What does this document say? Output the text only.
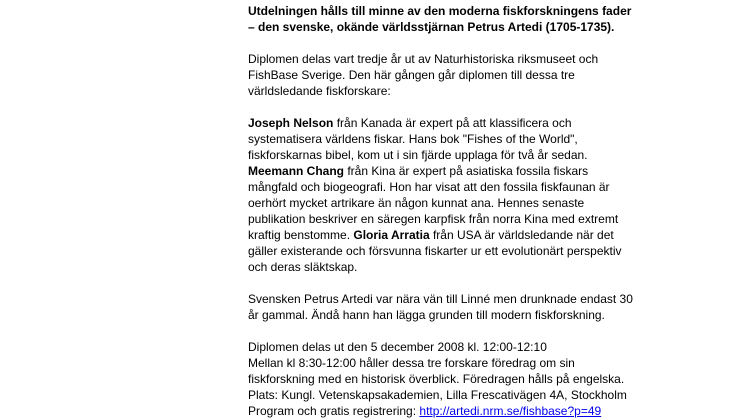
Utdelningen hålls till minne av den moderna fiskforskningens fader
– den svenske, okände världsstjärnan Petrus Artedi (1705-1735).

Diplomen delas vart tredje år ut av Naturhistoriska riksmuseet och
FishBase Sverige. Den här gången går diplomen till dessa tre
världsledande fiskforskare:

Joseph Nelson från Kanada är expert på att klassificera och
systematisera världens fiskar. Hans bok "Fishes of the World",
fiskforskarnas bibel, kom ut i sin fjärde upplaga för två år sedan.
Meemann Chang från Kina är expert på asiatiska fossila fiskars
mångfald och biogeografi. Hon har visat att den fossila fiskfaunan är
oerhört mycket artrikare än någon kunnat ana. Hennes senaste
publikation beskriver en säregen karpfisk från norra Kina med extremt
kraftig benstomme. Gloria Arratia från USA är världsledande när det
gäller existerande och försvunna fiskarter ur ett evolutionärt perspektiv
och deras släktskap.

Svensken Petrus Artedi var nära vän till Linné men drunknade endast 30
år gammal. Ändå hann han lägga grunden till modern fiskforskning.

Diplomen delas ut den 5 december 2008 kl. 12:00-12:10
Mellan kl 8:30-12:00 håller dessa tre forskare föredrag om sin
fiskforskning med en historisk överblick. Föredragen hålls på engelska.
Plats: Kungl. Vetenskapsakademien, Lilla Frescativägen 4A, Stockholm
Program och gratis registrering: http://artedi.nrm.se/fishbase?p=49
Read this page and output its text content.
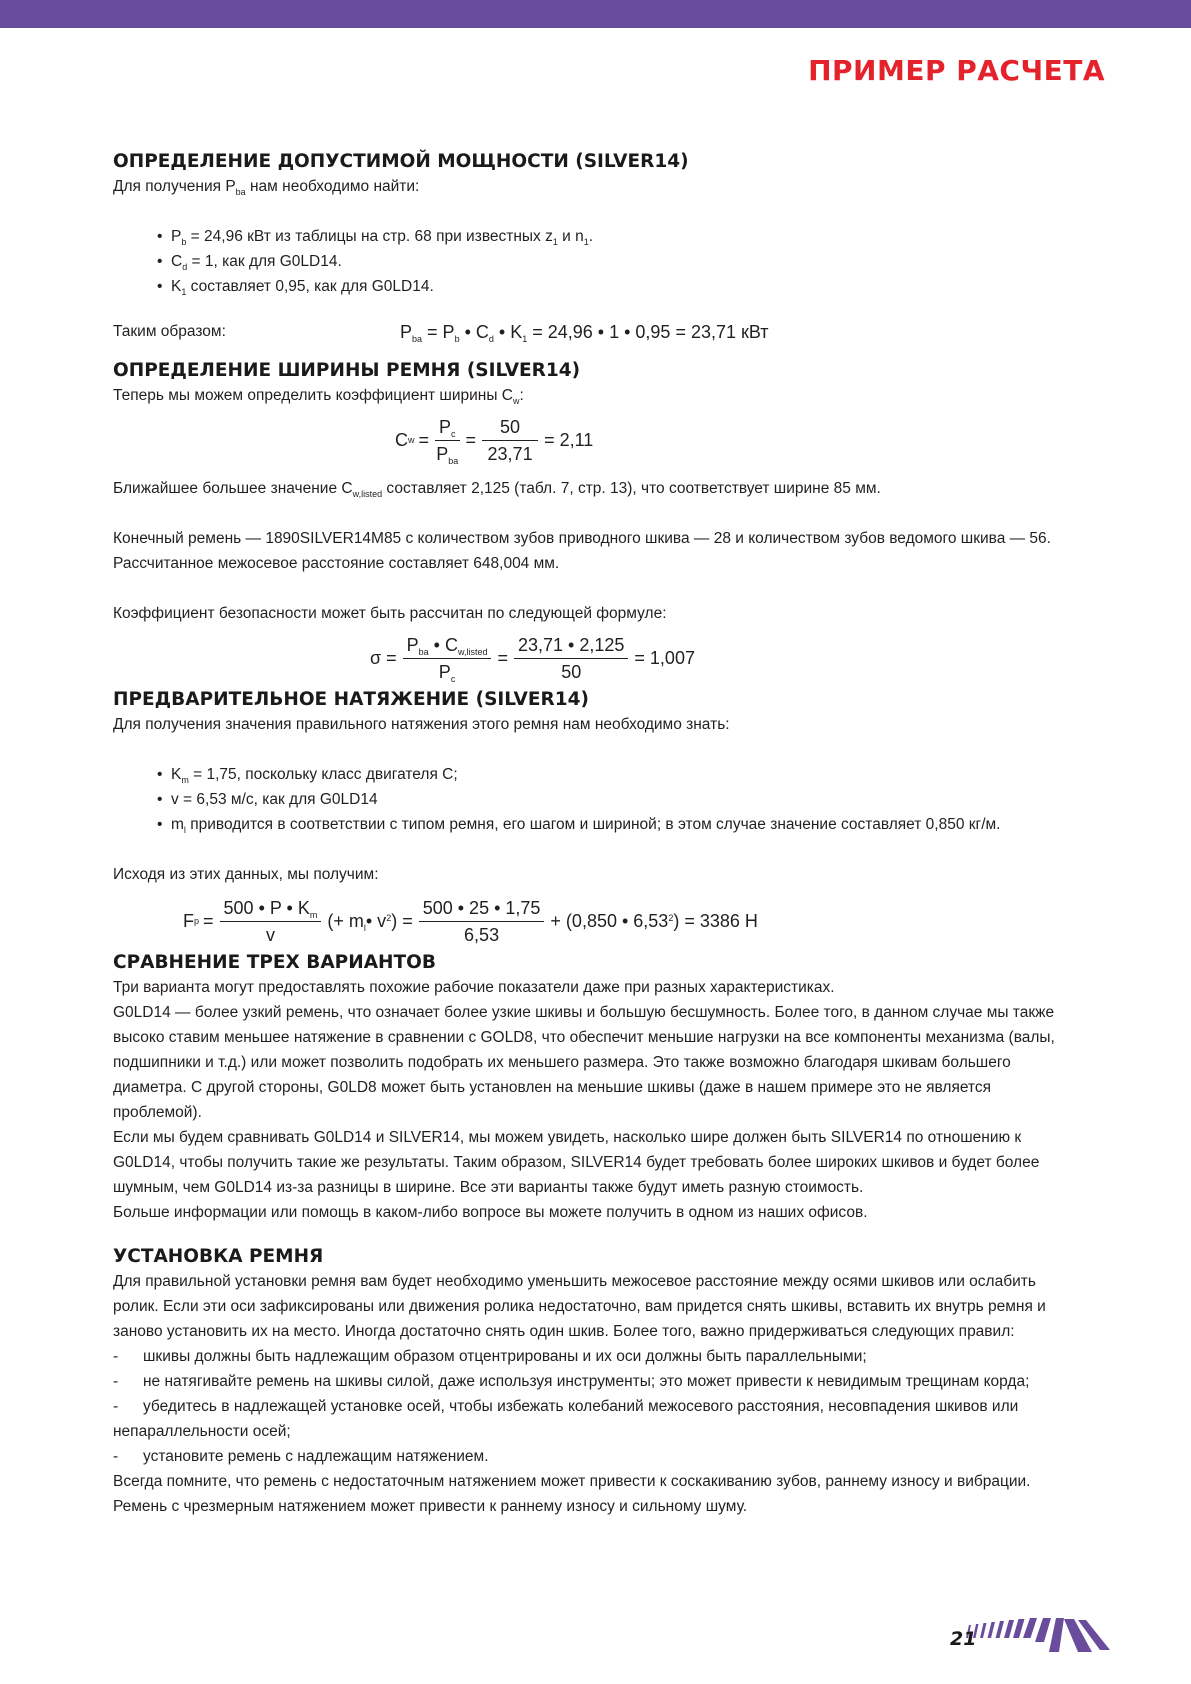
ПРИМЕР РАСЧЕТА
ОПРЕДЕЛЕНИЕ ДОПУСТИМОЙ МОЩНОСТИ (SILVER14)

Для получения $P_{ba}$ нам необходимо найти:

• $P_b = 24,96$ кВт из таблицы на стр. 68 при известных $z_1$ и $n_1$.
• $C_d = 1$, как для G0LD14.
• $K_1$ составляет 0,95, как для G0LD14.
Таким образом:	$P_{ba} = P_b$ • $C_d$ • $K_1 = 24,96$ • 1 • 0,95 = 23,71 кВт
ОПРЕДЕЛЕНИЕ ШИРИНЫ РЕМНЯ (SILVER14)

Теперь мы можем определить коэффициент ширины $C_w$:

C $w = \frac{P_c}{P_{ba}} = \frac{50}{23,71} = 2,11$

Ближайшее большее значение $C_{w,listed}$ составляет 2,125 (табл. 7, стр. 13), что соответствует ширине 85 мм.

Конечный ремень — 1890SILVER14M85 с количеством зубов приводного шкива — 28 и количеством зубов ведомого шкива — 56.

Рассчитанное межосевое расстояние составляет 648,004 мм.

Коэффициент безопасности может быть рассчитан по следующей формуле:

$\sigma = \frac{P_{ba} • C_{w,listed}}{P_c} = \frac{23,71 • 2,125}{50} = 1,007$
ПРЕДВАРИТЕЛЬНОЕ НАТЯЖЕНИЕ (SILVER14)

Для получения значения правильного натяжения этого ремня нам необходимо знать:

• $K_m = 1,75$, поскольку класс двигателя C;
• v = 6,53 м/с, как для G0LD14
• $m_l$ приводится в соответствии с типом ремня, его шагом и шириной; в этом случае значение составляет 0,850 кг/м.

Исходя из этих данных, мы получим:

F $p = \frac{500 • P • K_m}{v}$ (+ $m_l•$ $v^2) = \frac{500 • 25 • 1,75}{6,53} + (0,850$ • $6,53^2) = 3386$ Н
СРАВНЕНИЕ ТРЕХ ВАРИАНТОВ

Три варианта могут предоставлять похожие рабочие показатели даже при разных характеристиках.

G0LD14 — более узкий ремень, что означает более узкие шкивы и большую бесшумность. Более того, в данном случае мы также

высоко ставим меньшее натяжение в сравнении с GOLD8, что обеспечит меньшие нагрузки на все компоненты механизма (валы,

подшипники и т.д.) или может позволить подобрать их меньшего размера. Это также возможно благодаря шкивам большего

диаметра. С другой стороны, G0LD8 может быть установлен на меньшие шкивы (даже в нашем примере это не является

проблемой).

Если мы будем сравнивать G0LD14 и SILVER14, мы можем увидеть, насколько шире должен быть SILVER14 по отношению к

G0LD14, чтобы получить такие же результаты. Таким образом, SILVER14 будет требовать более широких шкивов и будет более

шумным, чем G0LD14 из-за разницы в ширине. Все эти варианты также будут иметь разную стоимость.

Больше информации или помощь в каком-либо вопросе вы можете получить в одном из наших офисов.

УСТАНОВКА РЕМНЯ

Для правильной установки ремня вам будет необходимо уменьшить межосевое расстояние между осями шкивов или ослабить

ролик. Если эти оси зафиксированы или движения ролика недостаточно, вам придется снять шкивы, вставить их внутрь ремня и

заново установить их на место. Иногда достаточно снять один шкив. Более того, важно придерживаться следующих правил:

- шкивы должны быть надлежащим образом отцентрированы и их оси должны быть параллельными;
- не натягивайте ремень на шкивы силой, даже используя инструменты; это может привести к невидимым трещинам корда;
- убедитесь в надлежащей установке осей, чтобы избежать колебаний межосевого расстояния, несовпадения шкивов или

непараллельности осей;

- установите ремень с надлежащим натяжением.

Всегда помните, что ремень с недостаточным натяжением может привести к соскакиванию зубов, раннему износу и вибрации.

Ремень с чрезмерным натяжением может привести к раннему износу и сильному шуму.

21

Exercise instructions —
Pictures stay out; reproduce every line of the records exactly.

Worked answer —
What does this document say? Output the text only.
Utdelningen hålls till minne av den moderna fiskforskningens fader
– den svenske, okände världsstjärnan Petrus Artedi (1705-1735).

Diplomen delas vart tredje år ut av Naturhistoriska riksmuseet och
FishBase Sverige. Den här gången går diplomen till dessa tre
världsledande fiskforskare:

Joseph Nelson från Kanada är expert på att klassificera och
systematisera världens fiskar. Hans bok "Fishes of the World",
fiskforskarnas bibel, kom ut i sin fjärde upplaga för två år sedan.
Meemann Chang från Kina är expert på asiatiska fossila fiskars
mångfald och biogeografi. Hon har visat att den fossila fiskfaunan är
oerhört mycket artrikare än någon kunnat ana. Hennes senaste
publikation beskriver en säregen karpfisk från norra Kina med extremt
kraftig benstomme. Gloria Arratia från USA är världsledande när det
gäller existerande och försvunna fiskarter ur ett evolutionärt perspektiv
och deras släktskap.

Svensken Petrus Artedi var nära vän till Linné men drunknade endast 30
år gammal. Ändå hann han lägga grunden till modern fiskforskning.

Diplomen delas ut den 5 december 2008 kl. 12:00-12:10
Mellan kl 8:30-12:00 håller dessa tre forskare föredrag om sin
fiskforskning med en historisk överblick. Föredragen hålls på engelska.
Plats: Kungl. Vetenskapsakademien, Lilla Frescativägen 4A, Stockholm
Program och gratis registrering: http://artedi.nrm.se/fishbase?p=49
Read this page and output its text content.
ПРИМЕР РАСЧЕТА
ОПРЕДЕЛЕНИЕ ДОПУСТИМОЙ МОЩНОСТИ (SILVER14)

Для получения $P_{ba}$ нам необходимо найти:

• $P_b = 24,96$ кВт из таблицы на стр. 68 при известных $z_1$ и $n_1$.
• $C_d = 1$, как для G0LD14.
• $K_1$ составляет 0,95, как для G0LD14.
Таким образом:	$P_{ba} = P_b$ • $C_d$ • $K_1 = 24,96$ • 1 • 0,95 = 23,71 кВт
ОПРЕДЕЛЕНИЕ ШИРИНЫ РЕМНЯ (SILVER14)

Теперь мы можем определить коэффициент ширины $C_w$:

C $w = \frac{P_c}{P_{ba}} = \frac{50}{23,71} = 2,11$

Ближайшее большее значение $C_{w,listed}$ составляет 2,125 (табл. 7, стр. 13), что соответствует ширине 85 мм.

Конечный ремень — 1890SILVER14M85 с количеством зубов приводного шкива — 28 и количеством зубов ведомого шкива — 56.

Рассчитанное межосевое расстояние составляет 648,004 мм.

Коэффициент безопасности может быть рассчитан по следующей формуле:

$\sigma = \frac{P_{ba} • C_{w,listed}}{P_c} = \frac{23,71 • 2,125}{50} = 1,007$
ПРЕДВАРИТЕЛЬНОЕ НАТЯЖЕНИЕ (SILVER14)

Для получения значения правильного натяжения этого ремня нам необходимо знать:

• $K_m = 1,75$, поскольку класс двигателя C;
• v = 6,53 м/с, как для G0LD14
• $m_l$ приводится в соответствии с типом ремня, его шагом и шириной; в этом случае значение составляет 0,850 кг/м.

Исходя из этих данных, мы получим:

F $p = \frac{500 • P • K_m}{v}$ (+ $m_l•$ $v^2) = \frac{500 • 25 • 1,75}{6,53} + (0,850$ • $6,53^2) = 3386$ Н
СРАВНЕНИЕ ТРЕХ ВАРИАНТОВ

Три варианта могут предоставлять похожие рабочие показатели даже при разных характеристиках.

G0LD14 — более узкий ремень, что означает более узкие шкивы и большую бесшумность. Более того, в данном случае мы также

высоко ставим меньшее натяжение в сравнении с GOLD8, что обеспечит меньшие нагрузки на все компоненты механизма (валы,

подшипники и т.д.) или может позволить подобрать их меньшего размера. Это также возможно благодаря шкивам большего

диаметра. С другой стороны, G0LD8 может быть установлен на меньшие шкивы (даже в нашем примере это не является

проблемой).

Если мы будем сравнивать G0LD14 и SILVER14, мы можем увидеть, насколько шире должен быть SILVER14 по отношению к

G0LD14, чтобы получить такие же результаты. Таким образом, SILVER14 будет требовать более широких шкивов и будет более

шумным, чем G0LD14 из-за разницы в ширине. Все эти варианты также будут иметь разную стоимость.

Больше информации или помощь в каком-либо вопросе вы можете получить в одном из наших офисов.

УСТАНОВКА РЕМНЯ

Для правильной установки ремня вам будет необходимо уменьшить межосевое расстояние между осями шкивов или ослабить

ролик. Если эти оси зафиксированы или движения ролика недостаточно, вам придется снять шкивы, вставить их внутрь ремня и

заново установить их на место. Иногда достаточно снять один шкив. Более того, важно придерживаться следующих правил:

- шкивы должны быть надлежащим образом отцентрированы и их оси должны быть параллельными;
- не натягивайте ремень на шкивы силой, даже используя инструменты; это может привести к невидимым трещинам корда;
- убедитесь в надлежащей установке осей, чтобы избежать колебаний межосевого расстояния, несовпадения шкивов или

непараллельности осей;

- установите ремень с надлежащим натяжением.

Всегда помните, что ремень с недостаточным натяжением может привести к соскакиванию зубов, раннему износу и вибрации.

Ремень с чрезмерным натяжением может привести к раннему износу и сильному шуму.

21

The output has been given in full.